* Consigne 1:
D'après l'extrait sur la question foncière au Brésil, quelle proportion du pays le gouvernement considère-t-il comme territoire autochtone ?
* Consigne 2:
Reprenez l'extrait sur la question foncière au Brésil à la suite de sa dernière phrase.

La police militaire de Bahia a déclaré à Al Jazeera qu’en plus de l’arrestation des deux suspects, elle a ouvert des enquêtes sur les actions de ses policiers.
Invasion Zero se considère comme un « mouvement de producteurs ruraux » visant à défendre « fermement la propriété privée ». Son existence reflète toutefois le conflit en cours entre les peuples autochtones du Brésil et les entreprises qui cherchent à s’étendre sur leurs terres ancestrales.
Le gouvernement considère environ 13 % du Brésil comme territoire autochtone, une désignation qui protège la terre de tout développement extérieur. Une grande partie de ces territoires chevauche la forêt amazonienne, un écosystème clé dans la lutte contre le changement climatique.
Cependant, le territoire autochtone n’est pas le seul point de lutte pour les activistes de la réforme foncière, qui soulignent une statistique frappante : La répartition des terres au Brésil est l’une des plus inégales au monde, un pour cent des propriétaires fonciers possédant près de la moitié de toutes les terres du pays.

* Informations extraites:
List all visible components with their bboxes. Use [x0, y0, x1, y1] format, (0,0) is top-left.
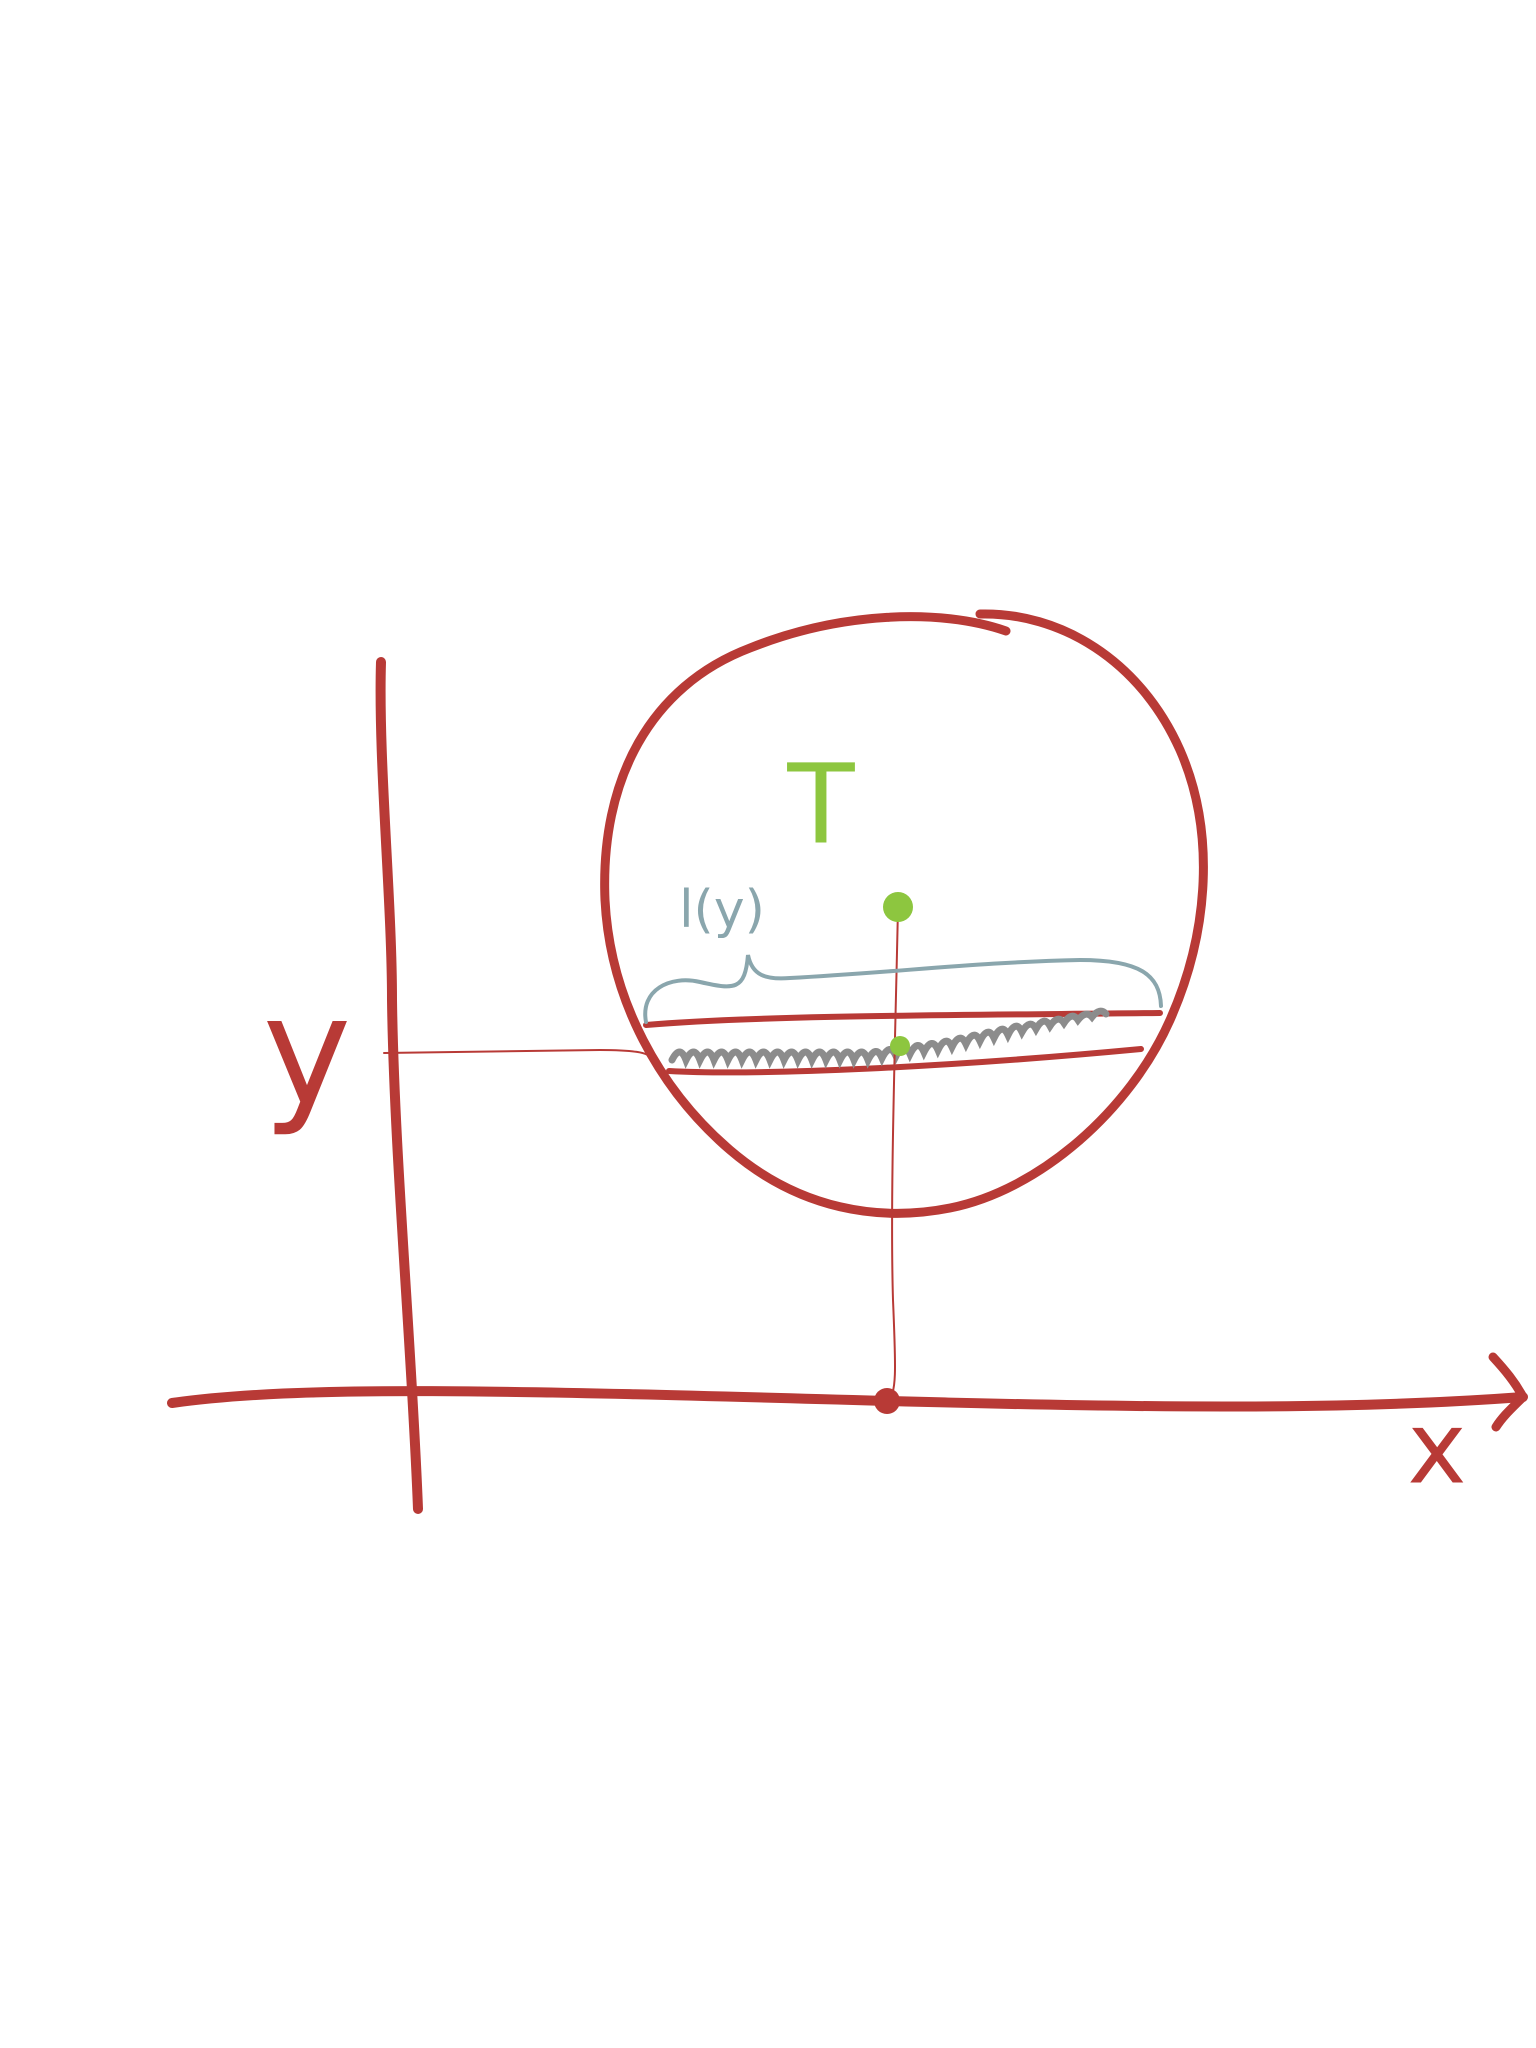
region-label: T: [786, 740, 855, 868]
x-guide: [886, 906, 899, 1402]
centroid-point: [883, 892, 913, 922]
x-axis-arrow: [1488, 1352, 1528, 1432]
y-axis: [375, 657, 423, 1514]
length-label: l(y): [679, 880, 765, 940]
strip-fill: [668, 1007, 1110, 1069]
x-axis-label: x: [1407, 1389, 1466, 1506]
brace: [643, 954, 1163, 1024]
region-boundary: [600, 609, 1208, 1218]
y-axis-label: y: [263, 965, 352, 1139]
y-guide: [383, 1049, 650, 1057]
x-point: [874, 1388, 900, 1414]
strip-centroid: [890, 1036, 910, 1056]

* Réponse correcte 1:
Environ 13 % du Brésil.

* Réponse correcte 2:
Des activistes autochtones protestent après la mort de Maria de Fátima Muniz [Sara van Horn/Al Jazeera]
Occuper la terre pour forcer le changement
Les terres agricoles au cœur des violences de janvier faisaient partie du territoire que les Pataxó Ha-Ha-Hae affirment leur avoir été attribué dans une décision de la Cour suprême de 2012.
Cette décision a annulé près de 200 titres privés en Bahia, transférant la propriété des terres aux Pataxó Hã-Hã-Hãe – du moins en théorie. Les militants autochtones affirment plutôt que le processus est bloqué, laissant leurs terres aux mains des agriculteurs.
Le chef Muniz et Mukunã ont déclaré à Al Jazeera que des camps comme celui installé sur la ferme en janvier offraient un moyen de récupérer le territoire. Les Pataxó Hã-Hã-Hãe ont été parmi les premiers peuples autochtones à rencontrer les colons portugais et ont depuis subi des siècles de déplacements.
« Cette occupation est vraiment une question d’honorer nos ancêtres », a déclaré Mukunã. « D’honorer ceux qui ont combattu et versé du sang sur ce territoire. »
Son beau-père a expliqué que depuis 1982, leur village a réussi à reconquérir 54 000 hectares de terres, bien que 100 000 hectares restent entre les mains des éleveurs privés.
« Au fil du temps, notre terre a été réduite et réduite », a déclaré le chef Muniz. Il est convaincu que les occupations finiront par contraindre le gouvernement brésilien à mener une étude prouvant que cette terre appartient aux peuples autochtones.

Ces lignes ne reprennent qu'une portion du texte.